## Given exercise A
In the legal opinion passage, which section of the Delaware Act is cited regarding "participation in the control" of the Partnership's business?

++++ Passage ++++

Based upon the foregoing and subject to the limitations, qualifications, exceptions and assumptions set forth herein, we are of the opinion that:

1. With respect to the Common Units, when (a) the Partnership has taken all necessary action to approve the issuance of such Common Units, the terms of the offering thereof and related matters and (b) in the case of an offering of the Common Units by the Partnership, such Common Units have been issued and delivered in accordance with the terms of the applicable definitive purchase, underwriting or similar agreement approved by the board of directors of the General Partner, upon payment (or delivery) of the consideration therefor provided for therein, such Common Units will be validly issued, fully paid (to the extent required under the Partnership Agreement) and non-assessable, except as such non-assessability may be affected by the matters described below:

 

   

If a court were to determine that the right or exercise of the right provided under the Partnership Agreement by the holders of Common Units and subordinated units (the “Limited Partners”) of the Partnership as a group (i) to remove or replace the General Partner, (ii) to approve certain amendments to the Partnership Agreement or (iii) to take certain other actions under the Partnership Agreement constituting “participation in the control” of the Partnership’s business for purposes of Section 17-303 of the Delaware Act, then the Limited Partners could be held personally liable for the Partnership’s obligations under the laws of Delaware, to the same extent as the General Partner with respect to persons who transact business with the Partnership and reasonably believe that such Limited Partner is a general partner.

++++ Supplied material ++++

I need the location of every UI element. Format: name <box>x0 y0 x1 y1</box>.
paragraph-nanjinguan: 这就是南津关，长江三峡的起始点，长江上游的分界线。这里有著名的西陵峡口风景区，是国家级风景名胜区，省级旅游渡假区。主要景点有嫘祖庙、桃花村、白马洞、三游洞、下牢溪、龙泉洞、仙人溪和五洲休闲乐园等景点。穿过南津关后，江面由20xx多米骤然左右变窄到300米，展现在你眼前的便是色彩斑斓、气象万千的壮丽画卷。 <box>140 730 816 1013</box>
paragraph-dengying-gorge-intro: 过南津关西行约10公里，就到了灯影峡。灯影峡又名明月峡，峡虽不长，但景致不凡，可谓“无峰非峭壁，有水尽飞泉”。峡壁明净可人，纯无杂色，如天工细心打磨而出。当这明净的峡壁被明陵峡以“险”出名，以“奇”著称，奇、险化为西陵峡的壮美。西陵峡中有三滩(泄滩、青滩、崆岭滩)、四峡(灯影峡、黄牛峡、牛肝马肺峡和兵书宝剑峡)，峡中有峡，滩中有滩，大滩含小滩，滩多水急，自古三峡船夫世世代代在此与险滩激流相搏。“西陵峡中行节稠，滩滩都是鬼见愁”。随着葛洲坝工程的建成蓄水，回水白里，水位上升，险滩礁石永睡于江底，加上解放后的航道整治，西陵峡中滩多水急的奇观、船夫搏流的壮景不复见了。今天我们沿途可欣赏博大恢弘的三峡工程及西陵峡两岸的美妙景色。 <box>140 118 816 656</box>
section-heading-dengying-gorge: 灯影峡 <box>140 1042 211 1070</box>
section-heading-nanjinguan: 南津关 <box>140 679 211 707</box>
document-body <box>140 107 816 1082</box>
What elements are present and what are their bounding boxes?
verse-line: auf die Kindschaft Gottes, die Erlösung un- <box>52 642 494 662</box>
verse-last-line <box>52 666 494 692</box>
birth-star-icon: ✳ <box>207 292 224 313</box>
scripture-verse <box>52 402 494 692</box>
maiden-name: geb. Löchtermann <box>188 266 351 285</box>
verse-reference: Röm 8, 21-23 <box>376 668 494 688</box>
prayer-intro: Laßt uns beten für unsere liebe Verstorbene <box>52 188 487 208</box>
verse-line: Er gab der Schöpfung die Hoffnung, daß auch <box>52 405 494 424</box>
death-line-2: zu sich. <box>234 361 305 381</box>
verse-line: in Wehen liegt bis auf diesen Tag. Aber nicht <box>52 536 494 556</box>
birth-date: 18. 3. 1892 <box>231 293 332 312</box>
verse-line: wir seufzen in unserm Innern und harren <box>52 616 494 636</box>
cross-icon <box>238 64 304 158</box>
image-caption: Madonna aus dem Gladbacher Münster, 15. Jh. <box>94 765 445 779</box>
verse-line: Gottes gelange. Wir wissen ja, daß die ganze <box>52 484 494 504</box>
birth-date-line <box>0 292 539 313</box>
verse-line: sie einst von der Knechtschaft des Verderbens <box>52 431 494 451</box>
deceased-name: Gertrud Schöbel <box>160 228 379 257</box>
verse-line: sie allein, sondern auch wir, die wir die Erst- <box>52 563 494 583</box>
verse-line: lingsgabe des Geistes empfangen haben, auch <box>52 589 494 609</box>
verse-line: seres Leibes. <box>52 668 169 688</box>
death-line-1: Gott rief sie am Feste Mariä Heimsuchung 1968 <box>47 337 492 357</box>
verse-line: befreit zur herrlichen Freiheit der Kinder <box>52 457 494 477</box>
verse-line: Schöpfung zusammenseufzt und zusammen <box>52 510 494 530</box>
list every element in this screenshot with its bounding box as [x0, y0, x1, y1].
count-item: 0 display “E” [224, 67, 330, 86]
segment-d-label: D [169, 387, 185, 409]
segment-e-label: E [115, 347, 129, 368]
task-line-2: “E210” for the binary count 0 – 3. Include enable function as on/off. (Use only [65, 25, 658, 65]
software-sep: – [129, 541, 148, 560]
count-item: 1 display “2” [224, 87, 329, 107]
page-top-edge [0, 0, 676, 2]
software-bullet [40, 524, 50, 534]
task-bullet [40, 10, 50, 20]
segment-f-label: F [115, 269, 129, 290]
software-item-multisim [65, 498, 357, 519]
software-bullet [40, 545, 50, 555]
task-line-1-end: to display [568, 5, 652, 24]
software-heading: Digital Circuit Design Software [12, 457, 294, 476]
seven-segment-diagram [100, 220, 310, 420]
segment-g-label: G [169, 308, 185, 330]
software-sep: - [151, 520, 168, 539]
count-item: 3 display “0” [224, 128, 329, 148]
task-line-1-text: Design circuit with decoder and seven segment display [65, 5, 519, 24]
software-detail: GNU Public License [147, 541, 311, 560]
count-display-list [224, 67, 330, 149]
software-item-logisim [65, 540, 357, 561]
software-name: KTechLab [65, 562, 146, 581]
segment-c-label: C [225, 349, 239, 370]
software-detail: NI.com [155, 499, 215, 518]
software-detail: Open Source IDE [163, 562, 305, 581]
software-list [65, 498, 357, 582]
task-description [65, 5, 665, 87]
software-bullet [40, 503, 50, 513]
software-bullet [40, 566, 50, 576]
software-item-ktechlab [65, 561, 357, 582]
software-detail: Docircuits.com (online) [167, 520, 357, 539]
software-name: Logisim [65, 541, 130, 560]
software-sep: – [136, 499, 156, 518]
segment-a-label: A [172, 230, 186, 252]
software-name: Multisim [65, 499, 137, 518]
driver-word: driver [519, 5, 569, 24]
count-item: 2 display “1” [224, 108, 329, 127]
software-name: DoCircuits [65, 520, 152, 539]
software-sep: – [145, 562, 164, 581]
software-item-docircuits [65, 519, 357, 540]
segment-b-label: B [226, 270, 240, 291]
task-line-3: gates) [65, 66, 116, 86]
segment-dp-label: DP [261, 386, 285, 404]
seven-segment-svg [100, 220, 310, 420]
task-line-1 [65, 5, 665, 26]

++++

## Given exercise B
Update the entries from their first line through the line containing "730 816 1013</box>", inclusive, replacing "location" with "position" and leaving everything else unchanged. Give only those lines.

## Task answer A
Section 17-303

## Task answer B
I need the position of every UI element. Format: name <box>x0 y0 x1 y1</box>.
paragraph-nanjinguan: 这就是南津关，长江三峡的起始点，长江上游的分界线。这里有著名的西陵峡口风景区，是国家级风景名胜区，省级旅游渡假区。主要景点有嫘祖庙、桃花村、白马洞、三游洞、下牢溪、龙泉洞、仙人溪和五洲休闲乐园等景点。穿过南津关后，江面由20xx多米骤然左右变窄到300米，展现在你眼前的便是色彩斑斓、气象万千的壮丽画卷。 <box>140 730 816 1013</box>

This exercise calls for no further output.